## Task goal
In the listing below, pick out lines with "Bachelor".

··········

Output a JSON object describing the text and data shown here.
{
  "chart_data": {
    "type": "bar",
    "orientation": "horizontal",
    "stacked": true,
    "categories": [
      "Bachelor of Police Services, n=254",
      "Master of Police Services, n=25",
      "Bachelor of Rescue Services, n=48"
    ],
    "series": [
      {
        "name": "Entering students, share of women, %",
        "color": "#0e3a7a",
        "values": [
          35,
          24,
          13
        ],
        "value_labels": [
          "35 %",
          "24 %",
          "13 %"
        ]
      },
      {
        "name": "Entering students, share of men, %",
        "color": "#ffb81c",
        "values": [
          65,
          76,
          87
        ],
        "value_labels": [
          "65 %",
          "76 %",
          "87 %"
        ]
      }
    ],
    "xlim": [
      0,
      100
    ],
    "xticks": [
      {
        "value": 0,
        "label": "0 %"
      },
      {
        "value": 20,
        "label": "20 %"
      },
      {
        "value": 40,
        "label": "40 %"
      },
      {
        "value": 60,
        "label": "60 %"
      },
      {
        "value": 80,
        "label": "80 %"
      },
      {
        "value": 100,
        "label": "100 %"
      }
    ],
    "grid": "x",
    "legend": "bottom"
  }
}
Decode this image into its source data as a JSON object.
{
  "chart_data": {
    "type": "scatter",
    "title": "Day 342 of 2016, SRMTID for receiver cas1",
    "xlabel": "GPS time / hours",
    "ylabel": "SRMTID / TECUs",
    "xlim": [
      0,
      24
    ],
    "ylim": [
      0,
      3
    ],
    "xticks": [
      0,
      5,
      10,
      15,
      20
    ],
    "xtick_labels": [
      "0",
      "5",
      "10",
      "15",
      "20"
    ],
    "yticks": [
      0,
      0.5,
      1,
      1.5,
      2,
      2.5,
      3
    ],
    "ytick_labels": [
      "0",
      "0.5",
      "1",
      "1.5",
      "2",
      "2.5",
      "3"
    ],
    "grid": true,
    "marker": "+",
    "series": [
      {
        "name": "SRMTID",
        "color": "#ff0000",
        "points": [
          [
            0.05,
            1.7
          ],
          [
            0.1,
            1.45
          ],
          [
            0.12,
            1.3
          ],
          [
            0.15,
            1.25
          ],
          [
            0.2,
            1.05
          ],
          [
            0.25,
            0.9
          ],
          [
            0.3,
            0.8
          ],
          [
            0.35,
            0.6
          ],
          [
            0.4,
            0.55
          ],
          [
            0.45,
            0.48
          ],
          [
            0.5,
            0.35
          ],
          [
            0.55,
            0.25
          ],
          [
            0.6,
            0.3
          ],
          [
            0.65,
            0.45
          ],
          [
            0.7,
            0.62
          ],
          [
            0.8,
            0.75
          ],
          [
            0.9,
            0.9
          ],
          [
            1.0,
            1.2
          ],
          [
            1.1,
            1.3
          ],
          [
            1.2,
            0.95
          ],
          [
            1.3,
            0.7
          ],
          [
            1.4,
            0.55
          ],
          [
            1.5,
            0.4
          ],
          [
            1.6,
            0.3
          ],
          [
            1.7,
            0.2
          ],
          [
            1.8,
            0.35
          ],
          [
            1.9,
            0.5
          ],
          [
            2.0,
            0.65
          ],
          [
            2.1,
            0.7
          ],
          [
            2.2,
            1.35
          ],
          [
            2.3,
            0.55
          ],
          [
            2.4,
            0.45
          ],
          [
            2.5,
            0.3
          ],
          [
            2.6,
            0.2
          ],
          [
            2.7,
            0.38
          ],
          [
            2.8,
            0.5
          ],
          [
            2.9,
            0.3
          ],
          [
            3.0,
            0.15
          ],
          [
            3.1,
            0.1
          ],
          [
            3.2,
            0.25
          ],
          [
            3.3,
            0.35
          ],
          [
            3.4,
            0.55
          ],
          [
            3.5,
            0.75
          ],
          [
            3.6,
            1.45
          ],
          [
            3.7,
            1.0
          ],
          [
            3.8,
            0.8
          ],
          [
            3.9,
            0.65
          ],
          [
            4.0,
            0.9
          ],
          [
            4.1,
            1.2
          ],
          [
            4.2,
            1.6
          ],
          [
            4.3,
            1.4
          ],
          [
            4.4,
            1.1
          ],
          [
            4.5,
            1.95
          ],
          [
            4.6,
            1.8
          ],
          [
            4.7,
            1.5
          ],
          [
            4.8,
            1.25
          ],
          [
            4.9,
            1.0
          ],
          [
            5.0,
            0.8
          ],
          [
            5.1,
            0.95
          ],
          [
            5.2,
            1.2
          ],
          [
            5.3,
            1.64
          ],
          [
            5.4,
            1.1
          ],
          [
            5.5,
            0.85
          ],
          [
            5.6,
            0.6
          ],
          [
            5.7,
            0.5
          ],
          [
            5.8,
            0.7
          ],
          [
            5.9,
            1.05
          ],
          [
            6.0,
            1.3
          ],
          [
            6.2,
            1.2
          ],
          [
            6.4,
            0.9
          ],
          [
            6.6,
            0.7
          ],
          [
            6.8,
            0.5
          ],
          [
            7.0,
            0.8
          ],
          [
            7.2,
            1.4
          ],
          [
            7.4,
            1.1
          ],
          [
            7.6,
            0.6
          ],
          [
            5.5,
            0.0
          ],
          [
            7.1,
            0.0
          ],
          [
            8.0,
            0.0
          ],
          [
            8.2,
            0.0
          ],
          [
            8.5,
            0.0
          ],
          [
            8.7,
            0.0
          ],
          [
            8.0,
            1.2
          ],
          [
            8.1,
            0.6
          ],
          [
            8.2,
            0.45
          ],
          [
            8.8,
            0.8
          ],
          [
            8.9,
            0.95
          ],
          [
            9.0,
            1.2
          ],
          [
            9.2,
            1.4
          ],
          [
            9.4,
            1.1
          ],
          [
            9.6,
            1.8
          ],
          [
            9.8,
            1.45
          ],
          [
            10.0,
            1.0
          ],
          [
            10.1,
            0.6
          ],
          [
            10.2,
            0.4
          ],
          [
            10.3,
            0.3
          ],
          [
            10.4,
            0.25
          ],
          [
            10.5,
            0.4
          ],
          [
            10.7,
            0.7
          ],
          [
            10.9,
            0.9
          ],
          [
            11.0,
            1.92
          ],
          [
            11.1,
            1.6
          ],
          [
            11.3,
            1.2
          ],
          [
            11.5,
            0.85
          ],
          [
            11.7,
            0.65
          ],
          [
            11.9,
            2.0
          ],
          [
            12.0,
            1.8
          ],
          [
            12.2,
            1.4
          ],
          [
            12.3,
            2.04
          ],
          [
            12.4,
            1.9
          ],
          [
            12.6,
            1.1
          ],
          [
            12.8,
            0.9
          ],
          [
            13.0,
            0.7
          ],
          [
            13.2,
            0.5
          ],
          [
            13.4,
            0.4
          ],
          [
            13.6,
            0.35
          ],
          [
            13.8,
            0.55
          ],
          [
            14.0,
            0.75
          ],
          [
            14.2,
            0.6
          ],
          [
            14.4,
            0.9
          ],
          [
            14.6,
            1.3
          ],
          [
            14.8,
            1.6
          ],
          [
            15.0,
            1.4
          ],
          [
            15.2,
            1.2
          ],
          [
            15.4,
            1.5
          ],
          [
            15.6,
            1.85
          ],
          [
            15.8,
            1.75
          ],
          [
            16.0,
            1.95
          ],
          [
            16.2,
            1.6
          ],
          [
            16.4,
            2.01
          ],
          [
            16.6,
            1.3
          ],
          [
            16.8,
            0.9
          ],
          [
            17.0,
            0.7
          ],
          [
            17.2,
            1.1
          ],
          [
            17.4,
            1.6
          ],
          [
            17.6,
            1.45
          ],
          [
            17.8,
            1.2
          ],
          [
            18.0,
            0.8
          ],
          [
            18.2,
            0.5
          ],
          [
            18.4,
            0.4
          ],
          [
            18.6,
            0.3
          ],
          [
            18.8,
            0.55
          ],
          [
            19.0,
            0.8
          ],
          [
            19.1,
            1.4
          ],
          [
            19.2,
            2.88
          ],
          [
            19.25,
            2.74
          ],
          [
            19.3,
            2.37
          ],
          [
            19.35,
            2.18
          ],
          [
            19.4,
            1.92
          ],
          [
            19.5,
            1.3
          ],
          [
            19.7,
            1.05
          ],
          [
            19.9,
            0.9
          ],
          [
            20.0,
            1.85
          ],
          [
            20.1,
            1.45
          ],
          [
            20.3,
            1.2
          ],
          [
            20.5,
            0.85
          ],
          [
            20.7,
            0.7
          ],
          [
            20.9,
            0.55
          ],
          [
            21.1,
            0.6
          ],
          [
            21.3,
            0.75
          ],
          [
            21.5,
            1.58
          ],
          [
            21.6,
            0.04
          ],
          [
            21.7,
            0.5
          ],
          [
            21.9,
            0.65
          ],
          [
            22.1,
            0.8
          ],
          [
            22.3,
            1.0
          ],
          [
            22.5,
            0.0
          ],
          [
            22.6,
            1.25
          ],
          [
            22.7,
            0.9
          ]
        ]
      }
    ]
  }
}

··········

## Response
      "Bachelor of Police Services, n=254",
      "Bachelor of Rescue Services, n=48"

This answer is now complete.